What you have to do: Using the listing below, copy every line that mentions "noise".
#####
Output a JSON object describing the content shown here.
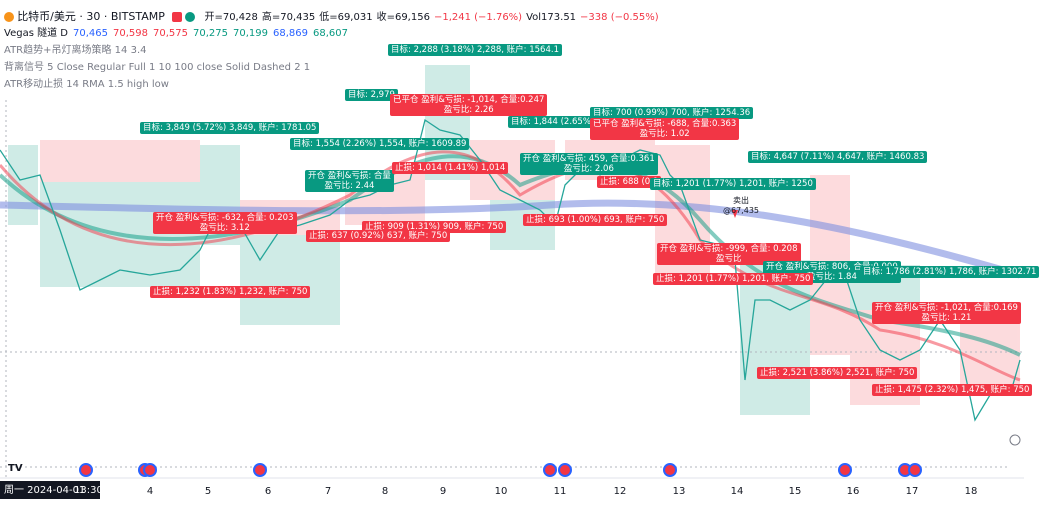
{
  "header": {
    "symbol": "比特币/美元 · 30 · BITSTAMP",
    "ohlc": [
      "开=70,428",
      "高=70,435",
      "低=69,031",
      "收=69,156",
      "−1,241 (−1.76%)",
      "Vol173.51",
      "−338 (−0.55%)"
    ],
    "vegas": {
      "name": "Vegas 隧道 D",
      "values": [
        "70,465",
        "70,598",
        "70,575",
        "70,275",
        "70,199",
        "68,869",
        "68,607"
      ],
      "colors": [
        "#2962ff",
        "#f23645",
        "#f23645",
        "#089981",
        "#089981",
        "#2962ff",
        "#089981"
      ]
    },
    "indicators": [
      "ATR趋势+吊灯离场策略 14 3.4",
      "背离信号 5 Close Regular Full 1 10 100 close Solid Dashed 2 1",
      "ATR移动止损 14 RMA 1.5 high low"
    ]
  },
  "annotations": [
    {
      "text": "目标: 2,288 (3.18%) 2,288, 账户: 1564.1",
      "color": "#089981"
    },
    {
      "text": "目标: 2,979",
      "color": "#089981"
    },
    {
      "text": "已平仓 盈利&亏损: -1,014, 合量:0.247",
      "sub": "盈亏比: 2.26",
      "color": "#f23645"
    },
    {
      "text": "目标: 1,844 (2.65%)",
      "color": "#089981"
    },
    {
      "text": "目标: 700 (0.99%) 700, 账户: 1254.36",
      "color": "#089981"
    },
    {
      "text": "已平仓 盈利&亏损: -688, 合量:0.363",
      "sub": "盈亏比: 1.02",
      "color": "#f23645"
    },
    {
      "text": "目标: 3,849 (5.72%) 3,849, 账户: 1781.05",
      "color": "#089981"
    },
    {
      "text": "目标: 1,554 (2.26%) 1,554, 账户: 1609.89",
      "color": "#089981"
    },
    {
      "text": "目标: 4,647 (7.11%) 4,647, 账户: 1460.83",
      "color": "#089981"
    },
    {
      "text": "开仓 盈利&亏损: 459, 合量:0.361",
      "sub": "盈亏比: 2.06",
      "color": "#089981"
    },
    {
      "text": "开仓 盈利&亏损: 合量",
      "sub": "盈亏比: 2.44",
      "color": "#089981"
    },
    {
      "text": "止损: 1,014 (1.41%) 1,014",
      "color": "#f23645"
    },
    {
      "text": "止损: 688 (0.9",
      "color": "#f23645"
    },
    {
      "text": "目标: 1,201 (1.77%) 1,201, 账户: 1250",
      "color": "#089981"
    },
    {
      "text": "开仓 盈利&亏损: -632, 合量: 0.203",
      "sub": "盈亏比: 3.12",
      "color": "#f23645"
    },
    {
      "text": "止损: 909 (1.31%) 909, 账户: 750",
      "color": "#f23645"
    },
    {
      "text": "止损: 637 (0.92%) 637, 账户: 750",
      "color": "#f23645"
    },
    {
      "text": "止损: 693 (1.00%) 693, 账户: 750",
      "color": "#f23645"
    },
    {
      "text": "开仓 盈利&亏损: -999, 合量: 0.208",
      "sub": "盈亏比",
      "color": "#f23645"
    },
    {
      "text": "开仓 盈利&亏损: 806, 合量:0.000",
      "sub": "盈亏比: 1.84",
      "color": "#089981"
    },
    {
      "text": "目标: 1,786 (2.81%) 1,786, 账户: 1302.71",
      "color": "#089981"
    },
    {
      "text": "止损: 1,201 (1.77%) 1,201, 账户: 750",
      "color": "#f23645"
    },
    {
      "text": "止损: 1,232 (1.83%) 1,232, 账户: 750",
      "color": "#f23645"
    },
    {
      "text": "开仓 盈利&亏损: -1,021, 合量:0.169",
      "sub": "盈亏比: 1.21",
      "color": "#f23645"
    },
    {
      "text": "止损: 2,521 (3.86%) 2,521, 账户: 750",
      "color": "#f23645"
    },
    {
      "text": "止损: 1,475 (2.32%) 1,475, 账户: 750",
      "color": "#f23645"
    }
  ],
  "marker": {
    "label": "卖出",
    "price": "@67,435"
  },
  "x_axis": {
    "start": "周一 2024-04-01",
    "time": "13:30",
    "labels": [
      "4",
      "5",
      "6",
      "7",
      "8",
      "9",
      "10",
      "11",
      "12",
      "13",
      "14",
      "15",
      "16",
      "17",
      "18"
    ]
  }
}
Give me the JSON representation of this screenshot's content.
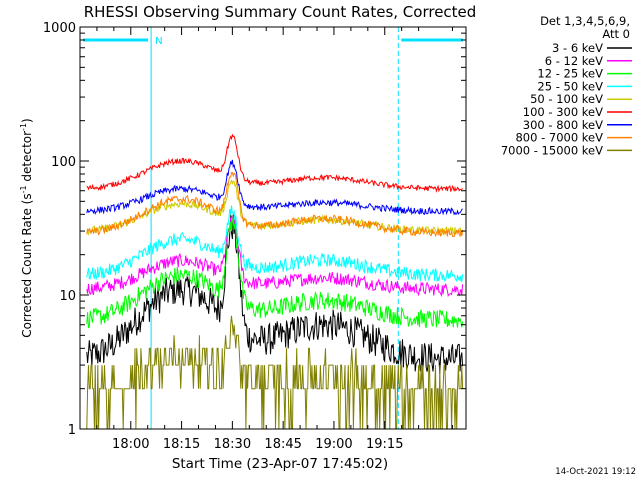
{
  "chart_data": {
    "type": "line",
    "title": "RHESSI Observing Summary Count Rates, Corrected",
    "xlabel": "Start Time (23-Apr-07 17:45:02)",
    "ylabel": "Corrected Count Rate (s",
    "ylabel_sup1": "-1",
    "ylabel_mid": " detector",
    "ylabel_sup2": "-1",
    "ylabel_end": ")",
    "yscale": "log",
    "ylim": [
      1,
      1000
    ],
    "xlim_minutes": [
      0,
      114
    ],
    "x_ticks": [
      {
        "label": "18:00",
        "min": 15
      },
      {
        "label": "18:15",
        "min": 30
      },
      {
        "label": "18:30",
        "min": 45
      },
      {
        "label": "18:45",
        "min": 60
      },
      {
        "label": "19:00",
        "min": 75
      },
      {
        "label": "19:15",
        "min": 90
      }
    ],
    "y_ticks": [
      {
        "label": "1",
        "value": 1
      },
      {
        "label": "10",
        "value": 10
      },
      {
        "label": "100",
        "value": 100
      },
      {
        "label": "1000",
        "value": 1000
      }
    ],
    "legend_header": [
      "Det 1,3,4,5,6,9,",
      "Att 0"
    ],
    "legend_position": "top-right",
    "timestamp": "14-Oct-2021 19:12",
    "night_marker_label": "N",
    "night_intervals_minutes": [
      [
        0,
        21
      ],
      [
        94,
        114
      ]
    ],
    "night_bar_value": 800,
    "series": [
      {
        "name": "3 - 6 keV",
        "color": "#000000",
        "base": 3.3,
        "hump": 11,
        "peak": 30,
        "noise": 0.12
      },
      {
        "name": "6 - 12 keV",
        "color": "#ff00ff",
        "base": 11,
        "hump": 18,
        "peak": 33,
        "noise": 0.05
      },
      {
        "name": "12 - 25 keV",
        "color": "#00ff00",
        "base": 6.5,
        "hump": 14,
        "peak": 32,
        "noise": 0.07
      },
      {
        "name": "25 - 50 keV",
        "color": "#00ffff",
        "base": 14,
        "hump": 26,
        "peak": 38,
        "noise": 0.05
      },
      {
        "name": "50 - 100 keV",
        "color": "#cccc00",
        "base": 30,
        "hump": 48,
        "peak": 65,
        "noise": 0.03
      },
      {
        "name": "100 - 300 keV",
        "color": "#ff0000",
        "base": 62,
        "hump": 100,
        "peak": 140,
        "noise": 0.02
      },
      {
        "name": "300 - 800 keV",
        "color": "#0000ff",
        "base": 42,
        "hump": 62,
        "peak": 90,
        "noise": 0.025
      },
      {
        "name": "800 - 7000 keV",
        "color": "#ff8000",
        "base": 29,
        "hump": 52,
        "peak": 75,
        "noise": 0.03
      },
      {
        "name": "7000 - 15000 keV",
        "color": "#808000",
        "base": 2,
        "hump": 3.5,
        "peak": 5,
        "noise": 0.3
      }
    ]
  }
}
#####
Task answer:
        "noise": 0.12
        "noise": 0.05
        "noise": 0.07
        "noise": 0.05
        "noise": 0.03
        "noise": 0.02
        "noise": 0.025
        "noise": 0.03
        "noise": 0.3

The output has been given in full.